Instructions for the task: Leave out the pictures and copy each record below exactly.

Information supplied:

>>>>

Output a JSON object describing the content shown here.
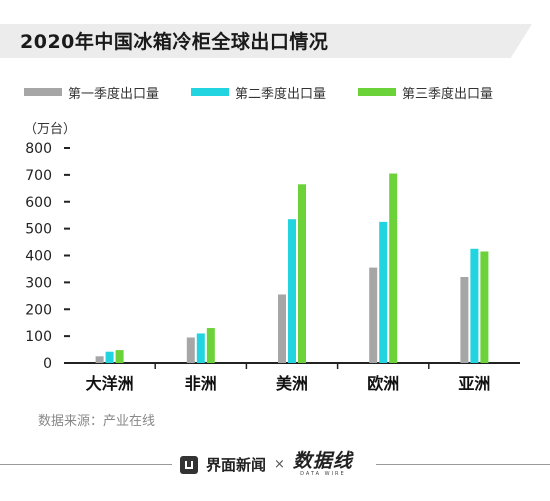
{
  "title": "2020年中国冰箱冷柜全球出口情况",
  "unit_label": "（万台）",
  "source": "数据来源：产业在线",
  "footer": {
    "brand": "界面新闻",
    "separator": "×",
    "partner": "数据线",
    "partner_sub": "DATA WIRE"
  },
  "colors": {
    "q1": "#a6a6a6",
    "q2": "#22d3e0",
    "q3": "#6cd23a",
    "title_bg": "#ececec"
  },
  "chart_data": {
    "type": "bar",
    "title": "2020年中国冰箱冷柜全球出口情况",
    "xlabel": "",
    "ylabel": "（万台）",
    "ylim": [
      0,
      800
    ],
    "yticks": [
      0,
      100,
      200,
      300,
      400,
      500,
      600,
      700,
      800
    ],
    "categories": [
      "大洋洲",
      "非洲",
      "美洲",
      "欧洲",
      "亚洲"
    ],
    "series": [
      {
        "name": "第一季度出口量",
        "values": [
          25,
          95,
          255,
          355,
          320
        ]
      },
      {
        "name": "第二季度出口量",
        "values": [
          42,
          110,
          535,
          525,
          425
        ]
      },
      {
        "name": "第三季度出口量",
        "values": [
          48,
          130,
          665,
          705,
          415
        ]
      }
    ],
    "legend": "top",
    "grid": false
  }
}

<<<<

Answer in full:
Output a JSON object describing the content shown here.
{
  "title": "2020年中国冰箱冷柜全球出口情况",
  "unit_label": "（万台）",
  "source": "数据来源：产业在线",
  "footer": {
    "brand": "界面新闻",
    "separator": "×",
    "partner": "数据线",
    "partner_sub": "DATA WIRE"
  },
  "colors": {
    "q1": "#a6a6a6",
    "q2": "#22d3e0",
    "q3": "#6cd23a",
    "title_bg": "#ececec"
  },
  "chart_data": {
    "type": "bar",
    "title": "2020年中国冰箱冷柜全球出口情况",
    "xlabel": "",
    "ylabel": "（万台）",
    "ylim": [
      0,
      800
    ],
    "yticks": [
      0,
      100,
      200,
      300,
      400,
      500,
      600,
      700,
      800
    ],
    "categories": [
      "大洋洲",
      "非洲",
      "美洲",
      "欧洲",
      "亚洲"
    ],
    "series": [
      {
        "name": "第一季度出口量",
        "values": [
          25,
          95,
          255,
          355,
          320
        ]
      },
      {
        "name": "第二季度出口量",
        "values": [
          42,
          110,
          535,
          525,
          425
        ]
      },
      {
        "name": "第三季度出口量",
        "values": [
          48,
          130,
          665,
          705,
          415
        ]
      }
    ],
    "legend": "top",
    "grid": false
  }
}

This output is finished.